>>>>
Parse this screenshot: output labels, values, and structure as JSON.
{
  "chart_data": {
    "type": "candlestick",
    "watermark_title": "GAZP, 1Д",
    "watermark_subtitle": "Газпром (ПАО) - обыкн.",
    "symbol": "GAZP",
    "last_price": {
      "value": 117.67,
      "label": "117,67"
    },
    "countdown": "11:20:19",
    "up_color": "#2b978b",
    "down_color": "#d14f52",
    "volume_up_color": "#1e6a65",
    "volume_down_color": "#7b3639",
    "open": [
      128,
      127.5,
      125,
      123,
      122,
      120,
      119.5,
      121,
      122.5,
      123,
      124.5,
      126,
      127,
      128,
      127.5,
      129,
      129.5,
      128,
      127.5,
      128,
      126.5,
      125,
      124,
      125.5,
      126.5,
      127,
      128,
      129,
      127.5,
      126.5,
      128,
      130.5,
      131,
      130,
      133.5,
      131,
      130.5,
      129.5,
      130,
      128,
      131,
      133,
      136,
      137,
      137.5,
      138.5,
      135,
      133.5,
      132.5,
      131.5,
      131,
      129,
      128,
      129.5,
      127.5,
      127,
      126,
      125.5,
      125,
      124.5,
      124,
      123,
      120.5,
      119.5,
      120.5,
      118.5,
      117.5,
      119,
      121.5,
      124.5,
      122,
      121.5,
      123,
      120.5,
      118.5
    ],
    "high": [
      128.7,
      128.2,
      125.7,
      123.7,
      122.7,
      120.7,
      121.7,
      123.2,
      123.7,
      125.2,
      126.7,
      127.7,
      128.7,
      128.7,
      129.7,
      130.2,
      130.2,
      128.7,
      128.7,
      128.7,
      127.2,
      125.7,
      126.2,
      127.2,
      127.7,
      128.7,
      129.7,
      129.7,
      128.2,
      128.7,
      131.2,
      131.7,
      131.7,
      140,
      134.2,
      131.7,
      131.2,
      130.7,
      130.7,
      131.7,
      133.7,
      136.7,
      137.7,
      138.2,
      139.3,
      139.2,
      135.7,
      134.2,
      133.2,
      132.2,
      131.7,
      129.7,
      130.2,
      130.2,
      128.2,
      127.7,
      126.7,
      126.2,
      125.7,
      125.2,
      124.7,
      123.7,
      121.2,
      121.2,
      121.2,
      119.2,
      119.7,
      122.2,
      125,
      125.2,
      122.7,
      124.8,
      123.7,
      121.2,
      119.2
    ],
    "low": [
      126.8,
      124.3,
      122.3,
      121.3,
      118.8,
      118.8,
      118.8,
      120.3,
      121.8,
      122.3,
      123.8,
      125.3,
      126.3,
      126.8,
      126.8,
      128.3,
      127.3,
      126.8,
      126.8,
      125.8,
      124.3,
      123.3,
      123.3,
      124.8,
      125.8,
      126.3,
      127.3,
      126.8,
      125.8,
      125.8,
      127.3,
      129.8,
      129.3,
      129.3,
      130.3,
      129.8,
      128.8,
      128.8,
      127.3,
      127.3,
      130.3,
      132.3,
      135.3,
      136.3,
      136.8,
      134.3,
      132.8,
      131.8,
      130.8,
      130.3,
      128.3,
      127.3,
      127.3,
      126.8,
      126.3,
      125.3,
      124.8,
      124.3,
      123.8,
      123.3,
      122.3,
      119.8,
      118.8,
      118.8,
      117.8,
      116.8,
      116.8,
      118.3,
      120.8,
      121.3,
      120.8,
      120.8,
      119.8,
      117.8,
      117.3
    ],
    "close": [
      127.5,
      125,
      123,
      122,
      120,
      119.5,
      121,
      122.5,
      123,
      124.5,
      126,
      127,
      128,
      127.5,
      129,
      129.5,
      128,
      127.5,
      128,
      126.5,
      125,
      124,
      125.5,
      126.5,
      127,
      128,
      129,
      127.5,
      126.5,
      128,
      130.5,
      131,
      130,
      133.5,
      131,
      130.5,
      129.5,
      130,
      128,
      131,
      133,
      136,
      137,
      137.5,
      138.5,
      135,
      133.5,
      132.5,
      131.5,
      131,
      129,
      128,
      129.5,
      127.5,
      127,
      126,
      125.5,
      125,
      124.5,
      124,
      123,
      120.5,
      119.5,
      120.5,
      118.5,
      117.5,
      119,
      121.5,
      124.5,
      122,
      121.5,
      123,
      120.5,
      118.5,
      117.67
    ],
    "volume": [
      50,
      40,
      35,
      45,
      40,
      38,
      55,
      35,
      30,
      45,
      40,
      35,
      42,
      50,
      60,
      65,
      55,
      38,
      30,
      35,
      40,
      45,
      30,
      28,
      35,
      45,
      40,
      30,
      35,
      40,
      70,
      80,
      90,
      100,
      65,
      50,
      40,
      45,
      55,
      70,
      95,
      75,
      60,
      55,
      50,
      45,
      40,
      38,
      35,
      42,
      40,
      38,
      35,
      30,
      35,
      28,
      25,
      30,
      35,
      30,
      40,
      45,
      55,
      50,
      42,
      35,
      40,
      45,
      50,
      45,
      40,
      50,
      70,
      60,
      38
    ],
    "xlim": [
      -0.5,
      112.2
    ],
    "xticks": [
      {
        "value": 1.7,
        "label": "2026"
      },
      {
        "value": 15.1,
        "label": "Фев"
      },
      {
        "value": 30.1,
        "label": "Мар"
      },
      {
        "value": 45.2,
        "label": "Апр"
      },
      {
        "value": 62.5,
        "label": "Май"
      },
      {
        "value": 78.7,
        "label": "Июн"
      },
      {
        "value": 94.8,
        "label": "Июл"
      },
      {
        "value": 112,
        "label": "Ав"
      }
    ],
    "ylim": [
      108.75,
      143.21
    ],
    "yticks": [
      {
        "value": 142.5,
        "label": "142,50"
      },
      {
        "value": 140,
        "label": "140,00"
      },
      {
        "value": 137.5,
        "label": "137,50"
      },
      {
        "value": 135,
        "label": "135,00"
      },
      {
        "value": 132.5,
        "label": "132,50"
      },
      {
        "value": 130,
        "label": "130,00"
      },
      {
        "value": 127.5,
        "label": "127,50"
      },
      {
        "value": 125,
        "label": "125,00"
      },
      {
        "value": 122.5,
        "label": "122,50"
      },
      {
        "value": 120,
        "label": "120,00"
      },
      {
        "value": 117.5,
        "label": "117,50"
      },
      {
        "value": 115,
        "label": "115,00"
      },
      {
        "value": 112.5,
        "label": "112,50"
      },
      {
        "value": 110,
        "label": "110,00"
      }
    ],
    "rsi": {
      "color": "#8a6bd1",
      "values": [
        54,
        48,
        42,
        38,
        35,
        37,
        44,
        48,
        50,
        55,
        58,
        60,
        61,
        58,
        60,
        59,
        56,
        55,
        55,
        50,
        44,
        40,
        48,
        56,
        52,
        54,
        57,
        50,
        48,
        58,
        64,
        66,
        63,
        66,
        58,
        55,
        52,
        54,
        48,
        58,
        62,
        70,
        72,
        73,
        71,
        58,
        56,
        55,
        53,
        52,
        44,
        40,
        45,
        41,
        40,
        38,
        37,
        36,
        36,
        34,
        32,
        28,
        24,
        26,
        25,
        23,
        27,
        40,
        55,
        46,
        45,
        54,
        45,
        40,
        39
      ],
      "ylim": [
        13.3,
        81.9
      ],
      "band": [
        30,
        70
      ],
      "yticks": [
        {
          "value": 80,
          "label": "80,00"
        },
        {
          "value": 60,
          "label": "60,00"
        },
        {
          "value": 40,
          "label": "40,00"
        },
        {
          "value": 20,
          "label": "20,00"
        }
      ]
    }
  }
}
<<<<
* **What this task involves**: Only a number is wanted: how many lines contain the word "values"?

* **Output for this task**: 2